* BEGIN DATASET ENTRIES *

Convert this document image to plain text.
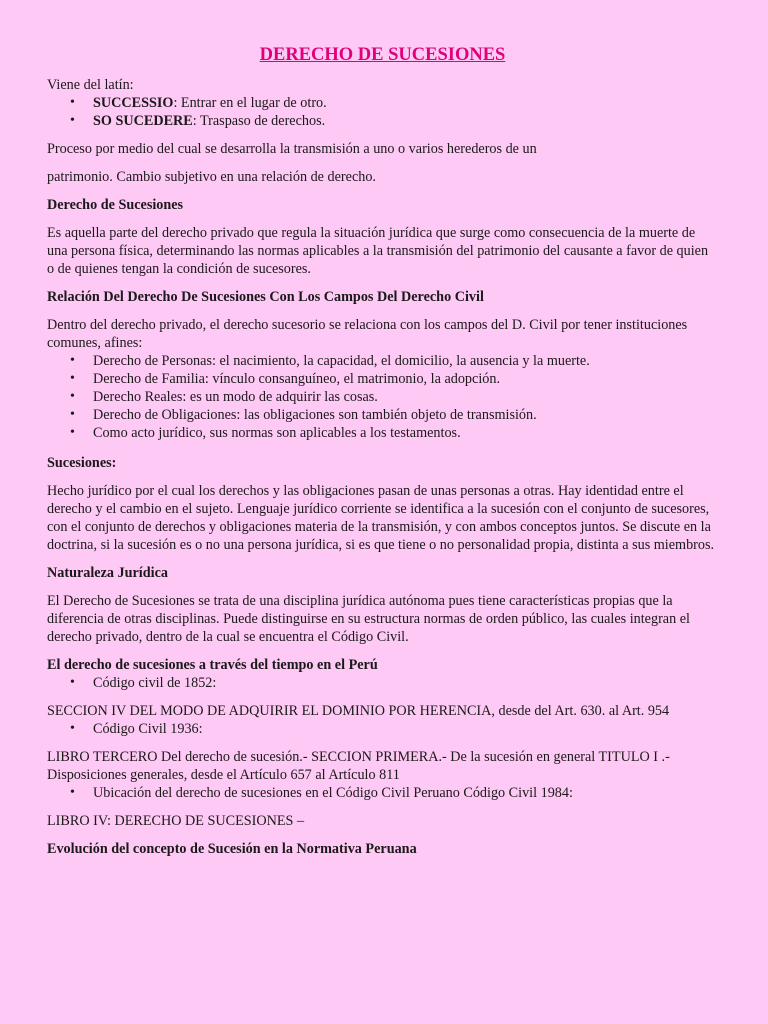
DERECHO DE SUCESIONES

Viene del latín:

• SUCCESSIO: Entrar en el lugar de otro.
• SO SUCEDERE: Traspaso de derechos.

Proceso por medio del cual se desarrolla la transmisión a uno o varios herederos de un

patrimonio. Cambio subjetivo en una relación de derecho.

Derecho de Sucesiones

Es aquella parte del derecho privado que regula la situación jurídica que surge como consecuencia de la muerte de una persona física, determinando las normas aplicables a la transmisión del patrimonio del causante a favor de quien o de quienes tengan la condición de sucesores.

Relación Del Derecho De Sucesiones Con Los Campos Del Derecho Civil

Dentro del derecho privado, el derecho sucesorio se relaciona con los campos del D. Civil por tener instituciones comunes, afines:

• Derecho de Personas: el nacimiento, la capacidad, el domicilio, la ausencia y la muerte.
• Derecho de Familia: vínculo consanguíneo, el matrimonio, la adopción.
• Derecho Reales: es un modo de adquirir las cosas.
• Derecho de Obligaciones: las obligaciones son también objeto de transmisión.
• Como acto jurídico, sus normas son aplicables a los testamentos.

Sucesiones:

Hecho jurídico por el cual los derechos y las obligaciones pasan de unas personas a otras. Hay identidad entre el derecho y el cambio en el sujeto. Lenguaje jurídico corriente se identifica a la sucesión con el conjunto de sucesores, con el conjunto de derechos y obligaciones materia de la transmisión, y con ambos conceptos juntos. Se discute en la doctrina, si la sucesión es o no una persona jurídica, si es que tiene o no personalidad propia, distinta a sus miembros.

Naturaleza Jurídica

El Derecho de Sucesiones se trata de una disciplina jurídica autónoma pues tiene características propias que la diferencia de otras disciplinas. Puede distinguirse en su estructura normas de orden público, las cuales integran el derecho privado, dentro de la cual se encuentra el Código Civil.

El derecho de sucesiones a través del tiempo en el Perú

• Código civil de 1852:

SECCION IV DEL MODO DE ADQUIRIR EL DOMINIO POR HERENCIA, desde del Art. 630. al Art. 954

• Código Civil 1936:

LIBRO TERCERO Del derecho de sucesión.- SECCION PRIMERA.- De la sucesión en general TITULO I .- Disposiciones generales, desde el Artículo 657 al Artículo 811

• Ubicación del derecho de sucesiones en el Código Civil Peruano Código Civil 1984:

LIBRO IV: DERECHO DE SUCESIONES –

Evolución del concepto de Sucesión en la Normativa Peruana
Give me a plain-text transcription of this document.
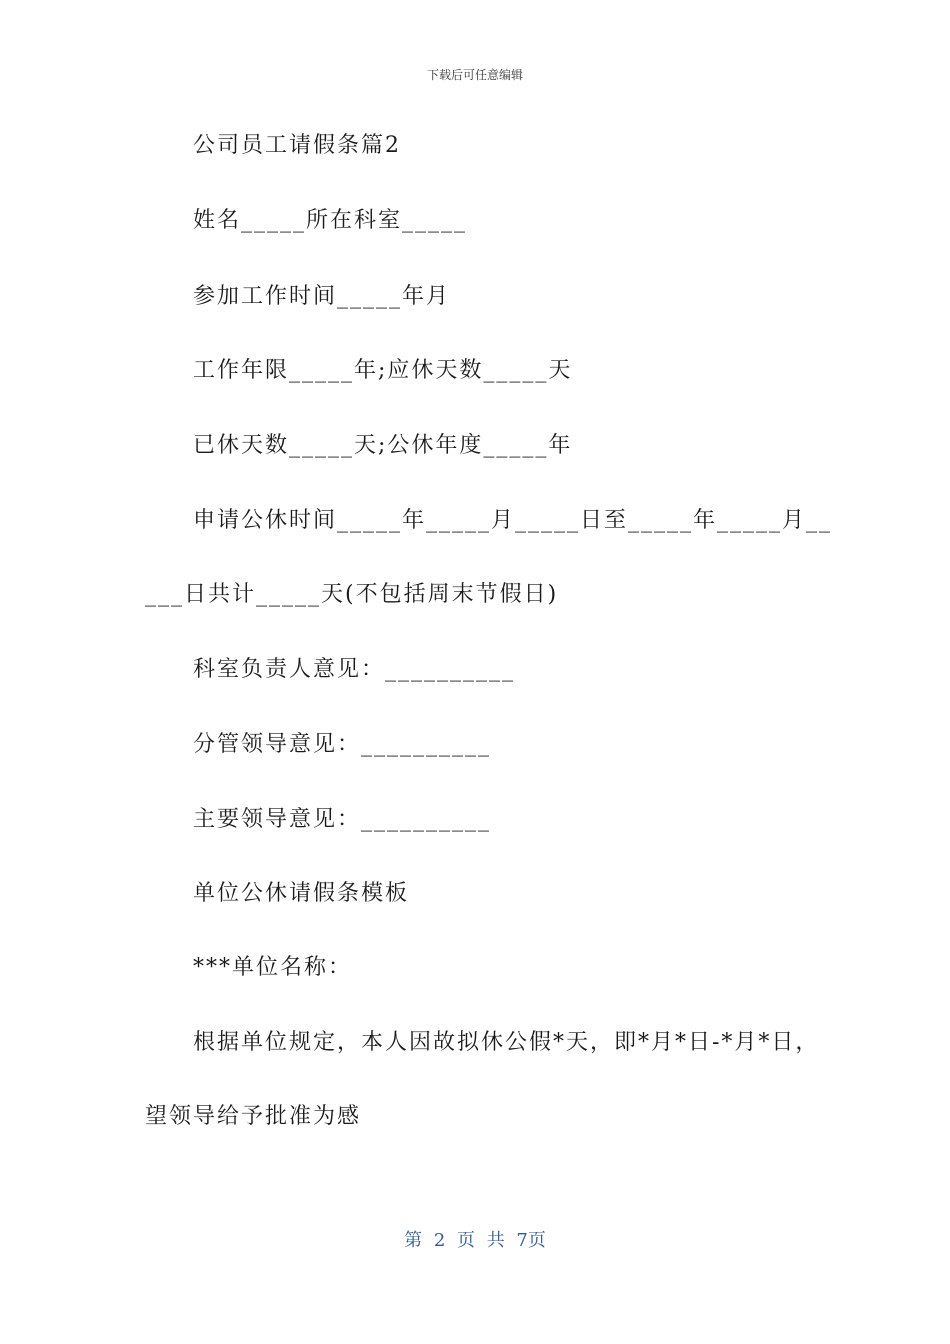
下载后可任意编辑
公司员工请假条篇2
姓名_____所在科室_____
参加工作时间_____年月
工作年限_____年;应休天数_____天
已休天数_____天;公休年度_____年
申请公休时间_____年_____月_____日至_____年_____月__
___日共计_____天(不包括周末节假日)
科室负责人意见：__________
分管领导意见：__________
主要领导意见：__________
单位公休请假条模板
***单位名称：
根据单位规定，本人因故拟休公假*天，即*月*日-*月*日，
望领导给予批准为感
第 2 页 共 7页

* END DATASET ENTRIES *

Only the lines from the line bearing "Give me a plain-text" to the end of the listing above, both inclusive, should be extracted verbatim; the pictures are excluded.

Give me a plain-text transcription of this document.
下载后可任意编辑
公司员工请假条篇2
姓名_____所在科室_____
参加工作时间_____年月
工作年限_____年;应休天数_____天
已休天数_____天;公休年度_____年
申请公休时间_____年_____月_____日至_____年_____月__
___日共计_____天(不包括周末节假日)
科室负责人意见：__________
分管领导意见：__________
主要领导意见：__________
单位公休请假条模板
***单位名称：
根据单位规定，本人因故拟休公假*天，即*月*日-*月*日，
望领导给予批准为感
第 2 页 共 7页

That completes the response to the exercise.